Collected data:

# # # # # # #

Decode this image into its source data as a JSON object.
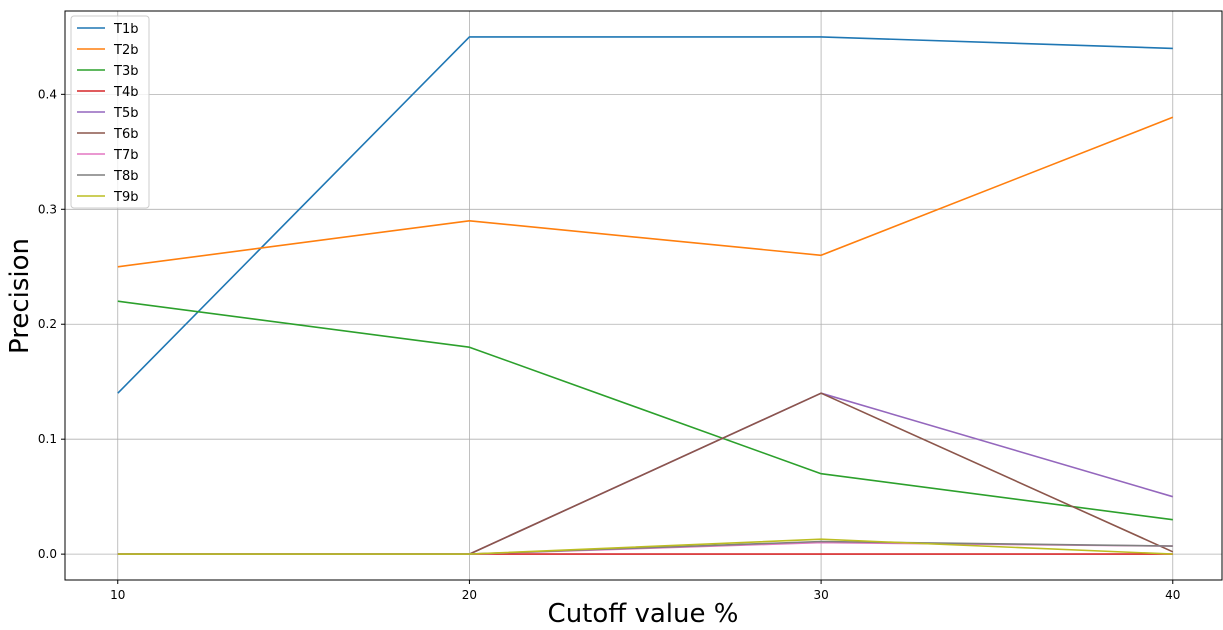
{
  "chart_data": {
    "type": "line",
    "xlabel": "Cutoff value %",
    "ylabel": "Precision",
    "x": [
      10,
      20,
      30,
      40
    ],
    "xticks": [
      "10",
      "20",
      "30",
      "40"
    ],
    "yticks": [
      "0.0",
      "0.1",
      "0.2",
      "0.3",
      "0.4"
    ],
    "xlim": [
      8.5,
      41.4
    ],
    "ylim": [
      -0.0225,
      0.4725
    ],
    "grid": true,
    "legend_position": "top-left",
    "series": [
      {
        "name": "T1b",
        "color": "#1f77b4",
        "values": [
          0.14,
          0.45,
          0.45,
          0.44
        ]
      },
      {
        "name": "T2b",
        "color": "#ff7f0e",
        "values": [
          0.25,
          0.29,
          0.26,
          0.38
        ]
      },
      {
        "name": "T3b",
        "color": "#2ca02c",
        "values": [
          0.22,
          0.18,
          0.07,
          0.03
        ]
      },
      {
        "name": "T4b",
        "color": "#d62728",
        "values": [
          0.0,
          0.0,
          0.0,
          0.0
        ]
      },
      {
        "name": "T5b",
        "color": "#9467bd",
        "values": [
          0.0,
          0.0,
          0.14,
          0.05
        ]
      },
      {
        "name": "T6b",
        "color": "#8c564b",
        "values": [
          0.0,
          0.0,
          0.14,
          0.002
        ]
      },
      {
        "name": "T7b",
        "color": "#e377c2",
        "values": [
          0.0,
          0.0,
          0.01,
          0.007
        ]
      },
      {
        "name": "T8b",
        "color": "#7f7f7f",
        "values": [
          0.0,
          0.0,
          0.011,
          0.007
        ]
      },
      {
        "name": "T9b",
        "color": "#bcbd22",
        "values": [
          0.0,
          0.0,
          0.013,
          0.0
        ]
      }
    ]
  }
}
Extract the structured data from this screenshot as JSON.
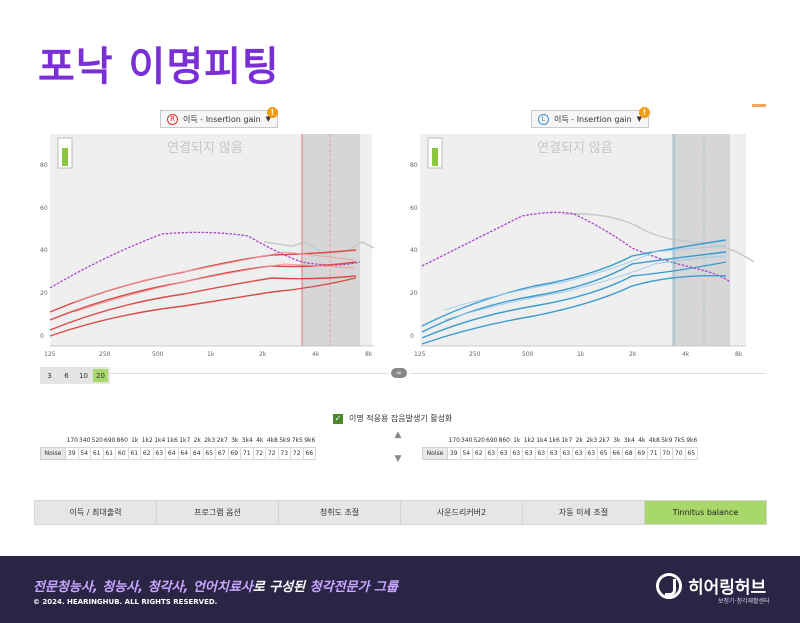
{
  "title": "포낙 이명피팅",
  "right_panel": {
    "ear_letter": "R",
    "gain_label": "이득 - Insertion gain",
    "status_text": "연결되지 않음",
    "color": "#d94a4a"
  },
  "left_panel": {
    "ear_letter": "L",
    "gain_label": "이득 - Insertion gain",
    "status_text": "연결되지 않음",
    "color": "#3a9bd0"
  },
  "chart": {
    "y_ticks": [
      "80",
      "60",
      "40",
      "20",
      "0"
    ],
    "x_ticks": [
      "125",
      "250",
      "500",
      "1k",
      "2k",
      "4k",
      "8k"
    ],
    "noise_color": "#a744c9"
  },
  "level_buttons": [
    "3",
    "6",
    "10",
    "20"
  ],
  "level_active": "20",
  "noise_checkbox_label": "이명 적응용 잡음발생기 활성화",
  "freq_headers": [
    "170",
    "340",
    "520",
    "690",
    "860",
    "1k",
    "1k2",
    "1k4",
    "1k6",
    "1k7",
    "2k",
    "2k3",
    "2k7",
    "3k",
    "3k4",
    "4k",
    "4k8",
    "5k9",
    "7k5",
    "9k6"
  ],
  "right_noise": {
    "label": "Noise",
    "values": [
      "39",
      "54",
      "61",
      "61",
      "60",
      "61",
      "62",
      "63",
      "64",
      "64",
      "64",
      "65",
      "67",
      "69",
      "71",
      "72",
      "72",
      "73",
      "72",
      "66"
    ]
  },
  "left_noise": {
    "label": "Noise",
    "values": [
      "39",
      "54",
      "62",
      "63",
      "63",
      "63",
      "63",
      "63",
      "63",
      "63",
      "63",
      "63",
      "65",
      "66",
      "68",
      "69",
      "71",
      "70",
      "70",
      "65"
    ]
  },
  "tabs": [
    "이득 / 최대출력",
    "프로그램 옵션",
    "청취도 조절",
    "사운드리커버2",
    "자동 미세 조절",
    "Tinnitus balance"
  ],
  "active_tab": "Tinnitus balance",
  "footer": {
    "tagline_part1": "전문청능사, 청능사, 청각사, 언어치료사",
    "tagline_part2": "로 구성된 ",
    "tagline_part3": "청각전문가 그룹",
    "copyright": "© 2024. HEARINGHUB. ALL RIGHTS RESERVED.",
    "brand_name": "히어링허브",
    "brand_sub": "보청기·청각재활센터"
  }
}
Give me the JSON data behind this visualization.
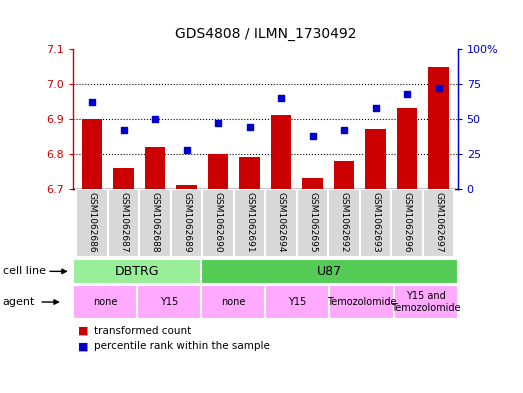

# # # # # # #

◆ WHAT NEEDS TO BE DONE
Transcribe the listing above verbatim. Omit the pictures.

◆ FULL SOLUTION
Decode this image into its source data as a JSON object.
{
  "chart_data": {
    "type": "line",
    "xlabel": "Cutoff value %",
    "ylabel": "Precision",
    "x": [
      10,
      20,
      30,
      40
    ],
    "xticks": [
      "10",
      "20",
      "30",
      "40"
    ],
    "yticks": [
      "0.0",
      "0.1",
      "0.2",
      "0.3",
      "0.4"
    ],
    "xlim": [
      8.5,
      41.4
    ],
    "ylim": [
      -0.0225,
      0.4725
    ],
    "grid": true,
    "legend_position": "top-left",
    "series": [
      {
        "name": "T1b",
        "color": "#1f77b4",
        "values": [
          0.14,
          0.45,
          0.45,
          0.44
        ]
      },
      {
        "name": "T2b",
        "color": "#ff7f0e",
        "values": [
          0.25,
          0.29,
          0.26,
          0.38
        ]
      },
      {
        "name": "T3b",
        "color": "#2ca02c",
        "values": [
          0.22,
          0.18,
          0.07,
          0.03
        ]
      },
      {
        "name": "T4b",
        "color": "#d62728",
        "values": [
          0.0,
          0.0,
          0.0,
          0.0
        ]
      },
      {
        "name": "T5b",
        "color": "#9467bd",
        "values": [
          0.0,
          0.0,
          0.14,
          0.05
        ]
      },
      {
        "name": "T6b",
        "color": "#8c564b",
        "values": [
          0.0,
          0.0,
          0.14,
          0.002
        ]
      },
      {
        "name": "T7b",
        "color": "#e377c2",
        "values": [
          0.0,
          0.0,
          0.01,
          0.007
        ]
      },
      {
        "name": "T8b",
        "color": "#7f7f7f",
        "values": [
          0.0,
          0.0,
          0.011,
          0.007
        ]
      },
      {
        "name": "T9b",
        "color": "#bcbd22",
        "values": [
          0.0,
          0.0,
          0.013,
          0.0
        ]
      }
    ]
  }
}
Extract the structured data from this screenshot as JSON.
{
  "title": "포낙 이명피팅",
  "right_panel": {
    "ear_letter": "R",
    "gain_label": "이득 - Insertion gain",
    "status_text": "연결되지 않음",
    "color": "#d94a4a"
  },
  "left_panel": {
    "ear_letter": "L",
    "gain_label": "이득 - Insertion gain",
    "status_text": "연결되지 않음",
    "color": "#3a9bd0"
  },
  "chart": {
    "y_ticks": [
      "80",
      "60",
      "40",
      "20",
      "0"
    ],
    "x_ticks": [
      "125",
      "250",
      "500",
      "1k",
      "2k",
      "4k",
      "8k"
    ],
    "noise_color": "#a744c9"
  },
  "level_buttons": [
    "3",
    "6",
    "10",
    "20"
  ],
  "level_active": "20",
  "noise_checkbox_label": "이명 적응용 잡음발생기 활성화",
  "freq_headers": [
    "170",
    "340",
    "520",
    "690",
    "860",
    "1k",
    "1k2",
    "1k4",
    "1k6",
    "1k7",
    "2k",
    "2k3",
    "2k7",
    "3k",
    "3k4",
    "4k",
    "4k8",
    "5k9",
    "7k5",
    "9k6"
  ],
  "right_noise": {
    "label": "Noise",
    "values": [
      "39",
      "54",
      "61",
      "61",
      "60",
      "61",
      "62",
      "63",
      "64",
      "64",
      "64",
      "65",
      "67",
      "69",
      "71",
      "72",
      "72",
      "73",
      "72",
      "66"
    ]
  },
  "left_noise": {
    "label": "Noise",
    "values": [
      "39",
      "54",
      "62",
      "63",
      "63",
      "63",
      "63",
      "63",
      "63",
      "63",
      "63",
      "63",
      "65",
      "66",
      "68",
      "69",
      "71",
      "70",
      "70",
      "65"
    ]
  },
  "tabs": [
    "이득 / 최대출력",
    "프로그램 옵션",
    "청취도 조절",
    "사운드리커버2",
    "자동 미세 조절",
    "Tinnitus balance"
  ],
  "active_tab": "Tinnitus balance",
  "footer": {
    "tagline_part1": "전문청능사, 청능사, 청각사, 언어치료사",
    "tagline_part2": "로 구성된 ",
    "tagline_part3": "청각전문가 그룹",
    "copyright": "© 2024. HEARINGHUB. ALL RIGHTS RESERVED.",
    "brand_name": "히어링허브",
    "brand_sub": "보청기·청각재활센터"
  }
}
Give me the JSON data behind this visualization.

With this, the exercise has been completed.